→ **What to work on**
All of the data should be repeated exactly; pictures are not part of the copy.
-- Given data start --
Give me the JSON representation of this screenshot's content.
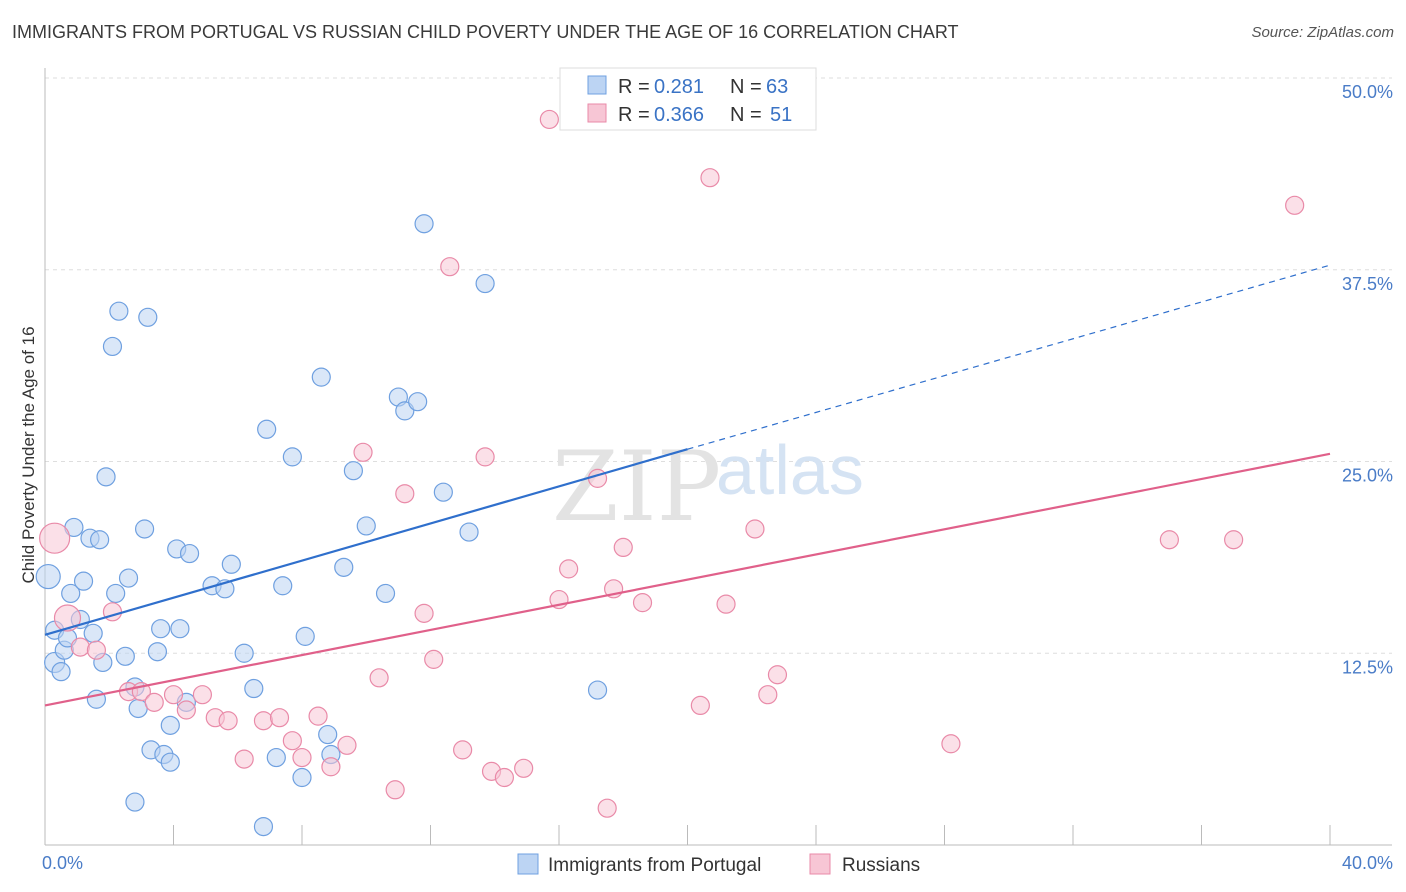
{
  "title": "IMMIGRANTS FROM PORTUGAL VS RUSSIAN CHILD POVERTY UNDER THE AGE OF 16 CORRELATION CHART",
  "source": "Source: ZipAtlas.com",
  "watermark": {
    "zip": "ZIP",
    "atlas": "atlas"
  },
  "colors": {
    "blue": "#6fa0e0",
    "blue_fill": "#bcd4f3",
    "pink": "#e98aa8",
    "pink_fill": "#f7c6d5",
    "blue_line": "#2f6fcc",
    "pink_line": "#e0608a"
  },
  "legend": {
    "rows": [
      {
        "r_label": "R =",
        "r_value": "0.281",
        "n_label": "N =",
        "n_value": "63"
      },
      {
        "r_label": "R =",
        "r_value": "0.366",
        "n_label": "N =",
        "n_value": "51"
      }
    ]
  },
  "bottom_legend": [
    "Immigrants from Portugal",
    "Russians"
  ],
  "chart_data": {
    "type": "scatter",
    "ylabel": "Child Poverty Under the Age of 16",
    "xlabel": "",
    "xlim": [
      0,
      40
    ],
    "ylim": [
      0,
      50
    ],
    "x_tick_labels": [
      "0.0%",
      "40.0%"
    ],
    "y_ticks": [
      12.5,
      25.0,
      37.5,
      50.0
    ],
    "y_tick_labels": [
      "12.5%",
      "25.0%",
      "37.5%",
      "50.0%"
    ],
    "grid": true,
    "legend_position": "top-center",
    "series": [
      {
        "name": "Immigrants from Portugal",
        "color": "#6fa0e0",
        "trend": {
          "x0": 0,
          "y0": 13.7,
          "x1": 20,
          "y1": 25.8,
          "dashed_to_x": 40,
          "dashed_to_y": 37.8
        },
        "points": [
          [
            0.1,
            17.5,
            12
          ],
          [
            0.3,
            14.0,
            9
          ],
          [
            0.3,
            11.9,
            10
          ],
          [
            0.5,
            11.3,
            9
          ],
          [
            0.6,
            12.7,
            9
          ],
          [
            0.7,
            13.5,
            9
          ],
          [
            0.8,
            16.4,
            9
          ],
          [
            0.9,
            20.7,
            9
          ],
          [
            1.1,
            14.7,
            9
          ],
          [
            1.2,
            17.2,
            9
          ],
          [
            1.4,
            20.0,
            9
          ],
          [
            1.5,
            13.8,
            9
          ],
          [
            1.6,
            9.5,
            9
          ],
          [
            1.7,
            19.9,
            9
          ],
          [
            1.8,
            11.9,
            9
          ],
          [
            1.9,
            24.0,
            9
          ],
          [
            2.1,
            32.5,
            9
          ],
          [
            2.2,
            16.4,
            9
          ],
          [
            2.3,
            34.8,
            9
          ],
          [
            2.5,
            12.3,
            9
          ],
          [
            2.6,
            17.4,
            9
          ],
          [
            2.8,
            10.3,
            9
          ],
          [
            2.9,
            8.9,
            9
          ],
          [
            3.1,
            20.6,
            9
          ],
          [
            3.2,
            34.4,
            9
          ],
          [
            3.3,
            6.2,
            9
          ],
          [
            3.5,
            12.6,
            9
          ],
          [
            3.6,
            14.1,
            9
          ],
          [
            3.7,
            5.9,
            9
          ],
          [
            3.9,
            5.4,
            9
          ],
          [
            3.9,
            7.8,
            9
          ],
          [
            4.1,
            19.3,
            9
          ],
          [
            4.2,
            14.1,
            9
          ],
          [
            4.5,
            19.0,
            9
          ],
          [
            2.8,
            2.8,
            9
          ],
          [
            4.4,
            9.3,
            9
          ],
          [
            5.2,
            16.9,
            9
          ],
          [
            5.6,
            16.7,
            9
          ],
          [
            5.8,
            18.3,
            9
          ],
          [
            6.2,
            12.5,
            9
          ],
          [
            6.5,
            10.2,
            9
          ],
          [
            6.8,
            1.2,
            9
          ],
          [
            6.9,
            27.1,
            9
          ],
          [
            7.2,
            5.7,
            9
          ],
          [
            7.4,
            16.9,
            9
          ],
          [
            7.7,
            25.3,
            9
          ],
          [
            8.0,
            4.4,
            9
          ],
          [
            8.1,
            13.6,
            9
          ],
          [
            8.6,
            30.5,
            9
          ],
          [
            8.8,
            7.2,
            9
          ],
          [
            8.9,
            5.9,
            9
          ],
          [
            9.3,
            18.1,
            9
          ],
          [
            9.6,
            24.4,
            9
          ],
          [
            10.0,
            20.8,
            9
          ],
          [
            10.6,
            16.4,
            9
          ],
          [
            11.0,
            29.2,
            9
          ],
          [
            11.2,
            28.3,
            9
          ],
          [
            11.6,
            28.9,
            9
          ],
          [
            11.8,
            40.5,
            9
          ],
          [
            12.4,
            23.0,
            9
          ],
          [
            13.2,
            20.4,
            9
          ],
          [
            13.7,
            36.6,
            9
          ],
          [
            17.2,
            10.1,
            9
          ]
        ]
      },
      {
        "name": "Russians",
        "color": "#e98aa8",
        "trend": {
          "x0": 0,
          "y0": 9.1,
          "x1": 40,
          "y1": 25.5
        },
        "points": [
          [
            0.3,
            20.0,
            15
          ],
          [
            0.7,
            14.8,
            13
          ],
          [
            1.1,
            12.9,
            9
          ],
          [
            1.6,
            12.7,
            9
          ],
          [
            2.1,
            15.2,
            9
          ],
          [
            2.6,
            10.0,
            9
          ],
          [
            3.0,
            10.0,
            9
          ],
          [
            3.4,
            9.3,
            9
          ],
          [
            4.0,
            9.8,
            9
          ],
          [
            4.4,
            8.8,
            9
          ],
          [
            4.9,
            9.8,
            9
          ],
          [
            5.3,
            8.3,
            9
          ],
          [
            5.7,
            8.1,
            9
          ],
          [
            6.2,
            5.6,
            9
          ],
          [
            6.8,
            8.1,
            9
          ],
          [
            7.3,
            8.3,
            9
          ],
          [
            7.7,
            6.8,
            9
          ],
          [
            8.0,
            5.7,
            9
          ],
          [
            8.5,
            8.4,
            9
          ],
          [
            8.9,
            5.1,
            9
          ],
          [
            9.4,
            6.5,
            9
          ],
          [
            9.9,
            25.6,
            9
          ],
          [
            10.4,
            10.9,
            9
          ],
          [
            10.9,
            3.6,
            9
          ],
          [
            11.2,
            22.9,
            9
          ],
          [
            11.8,
            15.1,
            9
          ],
          [
            12.1,
            12.1,
            9
          ],
          [
            12.6,
            37.7,
            9
          ],
          [
            13.0,
            6.2,
            9
          ],
          [
            13.7,
            25.3,
            9
          ],
          [
            13.9,
            4.8,
            9
          ],
          [
            14.3,
            4.4,
            9
          ],
          [
            14.9,
            5.0,
            9
          ],
          [
            15.7,
            47.3,
            9
          ],
          [
            16.0,
            16.0,
            9
          ],
          [
            16.3,
            18.0,
            9
          ],
          [
            17.2,
            23.9,
            9
          ],
          [
            17.5,
            2.4,
            9
          ],
          [
            17.7,
            16.7,
            9
          ],
          [
            18.0,
            19.4,
            9
          ],
          [
            18.6,
            15.8,
            9
          ],
          [
            20.4,
            9.1,
            9
          ],
          [
            20.7,
            43.5,
            9
          ],
          [
            21.2,
            15.7,
            9
          ],
          [
            22.1,
            20.6,
            9
          ],
          [
            22.5,
            9.8,
            9
          ],
          [
            22.8,
            11.1,
            9
          ],
          [
            28.2,
            6.6,
            9
          ],
          [
            35.0,
            19.9,
            9
          ],
          [
            37.0,
            19.9,
            9
          ],
          [
            38.9,
            41.7,
            9
          ]
        ]
      }
    ]
  }
}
-- Given data end --
→ **Result of the exercise**
Give me the JSON representation of this screenshot's content.
{
  "title": "IMMIGRANTS FROM PORTUGAL VS RUSSIAN CHILD POVERTY UNDER THE AGE OF 16 CORRELATION CHART",
  "source": "Source: ZipAtlas.com",
  "watermark": {
    "zip": "ZIP",
    "atlas": "atlas"
  },
  "colors": {
    "blue": "#6fa0e0",
    "blue_fill": "#bcd4f3",
    "pink": "#e98aa8",
    "pink_fill": "#f7c6d5",
    "blue_line": "#2f6fcc",
    "pink_line": "#e0608a"
  },
  "legend": {
    "rows": [
      {
        "r_label": "R =",
        "r_value": "0.281",
        "n_label": "N =",
        "n_value": "63"
      },
      {
        "r_label": "R =",
        "r_value": "0.366",
        "n_label": "N =",
        "n_value": "51"
      }
    ]
  },
  "bottom_legend": [
    "Immigrants from Portugal",
    "Russians"
  ],
  "chart_data": {
    "type": "scatter",
    "ylabel": "Child Poverty Under the Age of 16",
    "xlabel": "",
    "xlim": [
      0,
      40
    ],
    "ylim": [
      0,
      50
    ],
    "x_tick_labels": [
      "0.0%",
      "40.0%"
    ],
    "y_ticks": [
      12.5,
      25.0,
      37.5,
      50.0
    ],
    "y_tick_labels": [
      "12.5%",
      "25.0%",
      "37.5%",
      "50.0%"
    ],
    "grid": true,
    "legend_position": "top-center",
    "series": [
      {
        "name": "Immigrants from Portugal",
        "color": "#6fa0e0",
        "trend": {
          "x0": 0,
          "y0": 13.7,
          "x1": 20,
          "y1": 25.8,
          "dashed_to_x": 40,
          "dashed_to_y": 37.8
        },
        "points": [
          [
            0.1,
            17.5,
            12
          ],
          [
            0.3,
            14.0,
            9
          ],
          [
            0.3,
            11.9,
            10
          ],
          [
            0.5,
            11.3,
            9
          ],
          [
            0.6,
            12.7,
            9
          ],
          [
            0.7,
            13.5,
            9
          ],
          [
            0.8,
            16.4,
            9
          ],
          [
            0.9,
            20.7,
            9
          ],
          [
            1.1,
            14.7,
            9
          ],
          [
            1.2,
            17.2,
            9
          ],
          [
            1.4,
            20.0,
            9
          ],
          [
            1.5,
            13.8,
            9
          ],
          [
            1.6,
            9.5,
            9
          ],
          [
            1.7,
            19.9,
            9
          ],
          [
            1.8,
            11.9,
            9
          ],
          [
            1.9,
            24.0,
            9
          ],
          [
            2.1,
            32.5,
            9
          ],
          [
            2.2,
            16.4,
            9
          ],
          [
            2.3,
            34.8,
            9
          ],
          [
            2.5,
            12.3,
            9
          ],
          [
            2.6,
            17.4,
            9
          ],
          [
            2.8,
            10.3,
            9
          ],
          [
            2.9,
            8.9,
            9
          ],
          [
            3.1,
            20.6,
            9
          ],
          [
            3.2,
            34.4,
            9
          ],
          [
            3.3,
            6.2,
            9
          ],
          [
            3.5,
            12.6,
            9
          ],
          [
            3.6,
            14.1,
            9
          ],
          [
            3.7,
            5.9,
            9
          ],
          [
            3.9,
            5.4,
            9
          ],
          [
            3.9,
            7.8,
            9
          ],
          [
            4.1,
            19.3,
            9
          ],
          [
            4.2,
            14.1,
            9
          ],
          [
            4.5,
            19.0,
            9
          ],
          [
            2.8,
            2.8,
            9
          ],
          [
            4.4,
            9.3,
            9
          ],
          [
            5.2,
            16.9,
            9
          ],
          [
            5.6,
            16.7,
            9
          ],
          [
            5.8,
            18.3,
            9
          ],
          [
            6.2,
            12.5,
            9
          ],
          [
            6.5,
            10.2,
            9
          ],
          [
            6.8,
            1.2,
            9
          ],
          [
            6.9,
            27.1,
            9
          ],
          [
            7.2,
            5.7,
            9
          ],
          [
            7.4,
            16.9,
            9
          ],
          [
            7.7,
            25.3,
            9
          ],
          [
            8.0,
            4.4,
            9
          ],
          [
            8.1,
            13.6,
            9
          ],
          [
            8.6,
            30.5,
            9
          ],
          [
            8.8,
            7.2,
            9
          ],
          [
            8.9,
            5.9,
            9
          ],
          [
            9.3,
            18.1,
            9
          ],
          [
            9.6,
            24.4,
            9
          ],
          [
            10.0,
            20.8,
            9
          ],
          [
            10.6,
            16.4,
            9
          ],
          [
            11.0,
            29.2,
            9
          ],
          [
            11.2,
            28.3,
            9
          ],
          [
            11.6,
            28.9,
            9
          ],
          [
            11.8,
            40.5,
            9
          ],
          [
            12.4,
            23.0,
            9
          ],
          [
            13.2,
            20.4,
            9
          ],
          [
            13.7,
            36.6,
            9
          ],
          [
            17.2,
            10.1,
            9
          ]
        ]
      },
      {
        "name": "Russians",
        "color": "#e98aa8",
        "trend": {
          "x0": 0,
          "y0": 9.1,
          "x1": 40,
          "y1": 25.5
        },
        "points": [
          [
            0.3,
            20.0,
            15
          ],
          [
            0.7,
            14.8,
            13
          ],
          [
            1.1,
            12.9,
            9
          ],
          [
            1.6,
            12.7,
            9
          ],
          [
            2.1,
            15.2,
            9
          ],
          [
            2.6,
            10.0,
            9
          ],
          [
            3.0,
            10.0,
            9
          ],
          [
            3.4,
            9.3,
            9
          ],
          [
            4.0,
            9.8,
            9
          ],
          [
            4.4,
            8.8,
            9
          ],
          [
            4.9,
            9.8,
            9
          ],
          [
            5.3,
            8.3,
            9
          ],
          [
            5.7,
            8.1,
            9
          ],
          [
            6.2,
            5.6,
            9
          ],
          [
            6.8,
            8.1,
            9
          ],
          [
            7.3,
            8.3,
            9
          ],
          [
            7.7,
            6.8,
            9
          ],
          [
            8.0,
            5.7,
            9
          ],
          [
            8.5,
            8.4,
            9
          ],
          [
            8.9,
            5.1,
            9
          ],
          [
            9.4,
            6.5,
            9
          ],
          [
            9.9,
            25.6,
            9
          ],
          [
            10.4,
            10.9,
            9
          ],
          [
            10.9,
            3.6,
            9
          ],
          [
            11.2,
            22.9,
            9
          ],
          [
            11.8,
            15.1,
            9
          ],
          [
            12.1,
            12.1,
            9
          ],
          [
            12.6,
            37.7,
            9
          ],
          [
            13.0,
            6.2,
            9
          ],
          [
            13.7,
            25.3,
            9
          ],
          [
            13.9,
            4.8,
            9
          ],
          [
            14.3,
            4.4,
            9
          ],
          [
            14.9,
            5.0,
            9
          ],
          [
            15.7,
            47.3,
            9
          ],
          [
            16.0,
            16.0,
            9
          ],
          [
            16.3,
            18.0,
            9
          ],
          [
            17.2,
            23.9,
            9
          ],
          [
            17.5,
            2.4,
            9
          ],
          [
            17.7,
            16.7,
            9
          ],
          [
            18.0,
            19.4,
            9
          ],
          [
            18.6,
            15.8,
            9
          ],
          [
            20.4,
            9.1,
            9
          ],
          [
            20.7,
            43.5,
            9
          ],
          [
            21.2,
            15.7,
            9
          ],
          [
            22.1,
            20.6,
            9
          ],
          [
            22.5,
            9.8,
            9
          ],
          [
            22.8,
            11.1,
            9
          ],
          [
            28.2,
            6.6,
            9
          ],
          [
            35.0,
            19.9,
            9
          ],
          [
            37.0,
            19.9,
            9
          ],
          [
            38.9,
            41.7,
            9
          ]
        ]
      }
    ]
  }
}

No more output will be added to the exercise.